Exercise goal: Could you rename "product-diagram" to "assembly-diagram" in the entries, starting at the first line and stopping after the line that contains "417, 1346, 436]", while keeping every other part of those lines unchanged?

··· Records ···

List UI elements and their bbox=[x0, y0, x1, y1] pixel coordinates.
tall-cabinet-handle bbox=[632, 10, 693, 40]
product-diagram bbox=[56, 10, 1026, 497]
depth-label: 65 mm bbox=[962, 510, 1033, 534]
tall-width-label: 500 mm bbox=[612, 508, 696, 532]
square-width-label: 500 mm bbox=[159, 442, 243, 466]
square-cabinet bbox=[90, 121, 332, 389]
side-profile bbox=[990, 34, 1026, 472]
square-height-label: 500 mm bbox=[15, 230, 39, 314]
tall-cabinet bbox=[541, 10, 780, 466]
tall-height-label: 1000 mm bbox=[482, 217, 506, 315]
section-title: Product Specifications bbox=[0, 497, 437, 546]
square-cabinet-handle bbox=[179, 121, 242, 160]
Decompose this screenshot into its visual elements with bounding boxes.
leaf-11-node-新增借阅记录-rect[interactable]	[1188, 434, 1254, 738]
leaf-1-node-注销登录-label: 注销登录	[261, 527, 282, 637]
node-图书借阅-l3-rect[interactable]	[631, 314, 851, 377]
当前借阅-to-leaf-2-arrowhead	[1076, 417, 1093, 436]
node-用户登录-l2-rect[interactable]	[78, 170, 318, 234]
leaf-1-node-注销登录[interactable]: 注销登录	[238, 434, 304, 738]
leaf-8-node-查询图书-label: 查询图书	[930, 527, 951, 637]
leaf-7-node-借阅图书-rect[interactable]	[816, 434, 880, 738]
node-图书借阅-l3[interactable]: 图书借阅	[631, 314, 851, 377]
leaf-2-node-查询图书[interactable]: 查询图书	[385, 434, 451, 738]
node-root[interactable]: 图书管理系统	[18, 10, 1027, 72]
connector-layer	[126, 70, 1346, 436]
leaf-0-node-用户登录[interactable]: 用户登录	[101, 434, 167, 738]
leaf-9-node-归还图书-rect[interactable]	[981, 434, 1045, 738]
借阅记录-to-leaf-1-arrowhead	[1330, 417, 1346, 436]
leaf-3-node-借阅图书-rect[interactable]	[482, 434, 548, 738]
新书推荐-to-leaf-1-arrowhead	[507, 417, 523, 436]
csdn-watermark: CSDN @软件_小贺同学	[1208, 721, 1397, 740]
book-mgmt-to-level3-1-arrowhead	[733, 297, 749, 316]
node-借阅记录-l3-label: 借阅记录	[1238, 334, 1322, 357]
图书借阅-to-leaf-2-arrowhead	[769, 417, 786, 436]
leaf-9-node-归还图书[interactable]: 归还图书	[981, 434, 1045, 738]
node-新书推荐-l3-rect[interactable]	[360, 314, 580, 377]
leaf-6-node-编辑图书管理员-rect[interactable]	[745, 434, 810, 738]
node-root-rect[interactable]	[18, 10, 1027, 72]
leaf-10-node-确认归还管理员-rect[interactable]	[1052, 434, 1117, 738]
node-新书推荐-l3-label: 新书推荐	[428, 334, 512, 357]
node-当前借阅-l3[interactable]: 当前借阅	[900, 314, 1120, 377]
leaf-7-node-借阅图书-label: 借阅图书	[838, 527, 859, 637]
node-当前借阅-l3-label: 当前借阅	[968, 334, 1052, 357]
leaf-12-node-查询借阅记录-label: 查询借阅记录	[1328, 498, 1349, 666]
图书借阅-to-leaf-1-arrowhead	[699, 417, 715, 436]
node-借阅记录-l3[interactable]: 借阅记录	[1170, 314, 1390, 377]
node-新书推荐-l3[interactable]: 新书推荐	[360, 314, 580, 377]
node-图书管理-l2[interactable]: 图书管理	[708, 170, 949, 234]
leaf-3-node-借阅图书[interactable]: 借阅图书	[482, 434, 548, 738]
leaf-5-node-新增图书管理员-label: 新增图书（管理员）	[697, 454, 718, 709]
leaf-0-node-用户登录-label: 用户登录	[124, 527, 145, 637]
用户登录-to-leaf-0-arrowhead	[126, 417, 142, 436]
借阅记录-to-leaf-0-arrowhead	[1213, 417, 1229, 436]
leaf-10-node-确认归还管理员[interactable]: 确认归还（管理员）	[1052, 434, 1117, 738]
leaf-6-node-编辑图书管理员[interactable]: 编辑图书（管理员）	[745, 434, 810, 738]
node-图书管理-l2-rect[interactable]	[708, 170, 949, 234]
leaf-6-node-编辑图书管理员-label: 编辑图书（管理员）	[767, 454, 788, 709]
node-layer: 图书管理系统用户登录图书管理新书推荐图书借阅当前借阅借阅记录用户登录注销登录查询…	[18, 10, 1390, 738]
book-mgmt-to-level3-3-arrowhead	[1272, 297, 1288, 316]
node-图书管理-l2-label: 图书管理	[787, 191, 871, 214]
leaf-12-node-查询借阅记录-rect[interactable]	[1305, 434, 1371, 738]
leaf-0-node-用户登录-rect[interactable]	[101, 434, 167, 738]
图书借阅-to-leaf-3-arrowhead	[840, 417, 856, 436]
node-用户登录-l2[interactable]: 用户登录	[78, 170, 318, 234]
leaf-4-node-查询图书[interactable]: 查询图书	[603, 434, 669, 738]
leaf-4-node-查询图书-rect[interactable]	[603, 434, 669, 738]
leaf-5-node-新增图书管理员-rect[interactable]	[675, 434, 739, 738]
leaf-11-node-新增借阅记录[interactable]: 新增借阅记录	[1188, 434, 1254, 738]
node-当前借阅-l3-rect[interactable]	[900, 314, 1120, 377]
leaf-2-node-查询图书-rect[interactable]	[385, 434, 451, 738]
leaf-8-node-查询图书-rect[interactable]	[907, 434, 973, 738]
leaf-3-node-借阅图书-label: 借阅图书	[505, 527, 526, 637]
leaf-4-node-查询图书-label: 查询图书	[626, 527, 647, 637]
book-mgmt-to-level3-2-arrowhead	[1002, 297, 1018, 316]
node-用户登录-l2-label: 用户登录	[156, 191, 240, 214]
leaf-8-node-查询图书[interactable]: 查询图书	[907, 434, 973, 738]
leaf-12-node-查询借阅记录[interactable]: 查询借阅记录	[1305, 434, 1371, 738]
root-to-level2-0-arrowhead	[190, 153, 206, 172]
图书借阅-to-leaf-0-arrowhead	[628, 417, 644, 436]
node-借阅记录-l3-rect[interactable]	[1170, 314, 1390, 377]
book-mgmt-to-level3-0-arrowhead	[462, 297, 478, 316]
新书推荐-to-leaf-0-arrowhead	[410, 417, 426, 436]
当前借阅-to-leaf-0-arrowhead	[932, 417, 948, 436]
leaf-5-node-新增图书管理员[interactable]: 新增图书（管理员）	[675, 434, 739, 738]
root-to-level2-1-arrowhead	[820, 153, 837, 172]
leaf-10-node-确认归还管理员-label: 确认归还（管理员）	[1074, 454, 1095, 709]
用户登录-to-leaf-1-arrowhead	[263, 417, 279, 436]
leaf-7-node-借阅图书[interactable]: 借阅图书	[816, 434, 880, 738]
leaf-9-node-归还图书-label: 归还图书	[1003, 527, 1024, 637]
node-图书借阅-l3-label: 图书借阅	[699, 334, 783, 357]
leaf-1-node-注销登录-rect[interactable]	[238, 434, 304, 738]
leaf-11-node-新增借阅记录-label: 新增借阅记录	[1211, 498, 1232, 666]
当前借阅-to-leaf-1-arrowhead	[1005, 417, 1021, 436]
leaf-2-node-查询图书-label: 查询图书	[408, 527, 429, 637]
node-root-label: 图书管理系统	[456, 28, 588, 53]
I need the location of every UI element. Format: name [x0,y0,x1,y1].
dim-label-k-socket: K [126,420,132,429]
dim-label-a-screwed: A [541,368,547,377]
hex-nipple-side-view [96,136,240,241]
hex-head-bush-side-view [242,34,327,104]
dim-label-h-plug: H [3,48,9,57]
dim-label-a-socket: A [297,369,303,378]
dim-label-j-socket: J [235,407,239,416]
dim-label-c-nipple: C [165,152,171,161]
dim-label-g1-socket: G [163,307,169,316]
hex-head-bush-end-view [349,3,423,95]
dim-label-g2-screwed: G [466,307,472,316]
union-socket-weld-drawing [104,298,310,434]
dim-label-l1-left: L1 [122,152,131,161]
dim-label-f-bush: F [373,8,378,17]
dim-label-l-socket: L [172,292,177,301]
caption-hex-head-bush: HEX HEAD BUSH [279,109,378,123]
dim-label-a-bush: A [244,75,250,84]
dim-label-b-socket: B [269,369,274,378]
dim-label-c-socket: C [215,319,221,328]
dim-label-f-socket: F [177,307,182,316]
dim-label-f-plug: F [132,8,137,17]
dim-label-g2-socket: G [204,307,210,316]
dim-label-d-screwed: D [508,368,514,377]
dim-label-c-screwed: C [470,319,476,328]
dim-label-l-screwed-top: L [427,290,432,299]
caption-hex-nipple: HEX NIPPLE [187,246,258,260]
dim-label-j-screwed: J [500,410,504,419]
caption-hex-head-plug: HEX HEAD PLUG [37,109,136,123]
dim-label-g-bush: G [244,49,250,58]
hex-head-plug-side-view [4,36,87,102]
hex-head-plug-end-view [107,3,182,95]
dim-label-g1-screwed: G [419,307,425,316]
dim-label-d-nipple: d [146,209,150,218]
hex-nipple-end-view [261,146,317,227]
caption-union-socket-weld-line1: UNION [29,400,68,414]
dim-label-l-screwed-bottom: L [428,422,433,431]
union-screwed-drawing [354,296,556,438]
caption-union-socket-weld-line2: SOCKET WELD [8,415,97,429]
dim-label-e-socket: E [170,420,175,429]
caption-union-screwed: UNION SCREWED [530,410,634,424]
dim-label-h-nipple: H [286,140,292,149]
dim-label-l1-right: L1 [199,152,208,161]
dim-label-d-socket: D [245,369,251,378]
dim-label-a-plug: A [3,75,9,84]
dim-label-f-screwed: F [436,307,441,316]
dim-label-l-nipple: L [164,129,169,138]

···

Response to the task:
List UI elements and their bbox=[x0, y0, x1, y1] pixel coordinates.
tall-cabinet-handle bbox=[632, 10, 693, 40]
assembly-diagram bbox=[56, 10, 1026, 497]
depth-label: 65 mm bbox=[962, 510, 1033, 534]
tall-width-label: 500 mm bbox=[612, 508, 696, 532]
square-width-label: 500 mm bbox=[159, 442, 243, 466]
square-cabinet bbox=[90, 121, 332, 389]
side-profile bbox=[990, 34, 1026, 472]
square-height-label: 500 mm bbox=[15, 230, 39, 314]
tall-cabinet bbox=[541, 10, 780, 466]
tall-height-label: 1000 mm bbox=[482, 217, 506, 315]
section-title: Product Specifications bbox=[0, 497, 437, 546]
square-cabinet-handle bbox=[179, 121, 242, 160]
Decompose this screenshot into its visual elements with bounding boxes.
leaf-11-node-新增借阅记录-rect[interactable]	[1188, 434, 1254, 738]
leaf-1-node-注销登录-label: 注销登录	[261, 527, 282, 637]
node-图书借阅-l3-rect[interactable]	[631, 314, 851, 377]
当前借阅-to-leaf-2-arrowhead	[1076, 417, 1093, 436]
node-用户登录-l2-rect[interactable]	[78, 170, 318, 234]
leaf-1-node-注销登录[interactable]: 注销登录	[238, 434, 304, 738]
leaf-8-node-查询图书-label: 查询图书	[930, 527, 951, 637]
leaf-7-node-借阅图书-rect[interactable]	[816, 434, 880, 738]
node-图书借阅-l3[interactable]: 图书借阅	[631, 314, 851, 377]
leaf-2-node-查询图书[interactable]: 查询图书	[385, 434, 451, 738]
node-root[interactable]: 图书管理系统	[18, 10, 1027, 72]
connector-layer	[126, 70, 1346, 436]
leaf-0-node-用户登录[interactable]: 用户登录	[101, 434, 167, 738]
leaf-9-node-归还图书-rect[interactable]	[981, 434, 1045, 738]
借阅记录-to-leaf-1-arrowhead	[1330, 417, 1346, 436]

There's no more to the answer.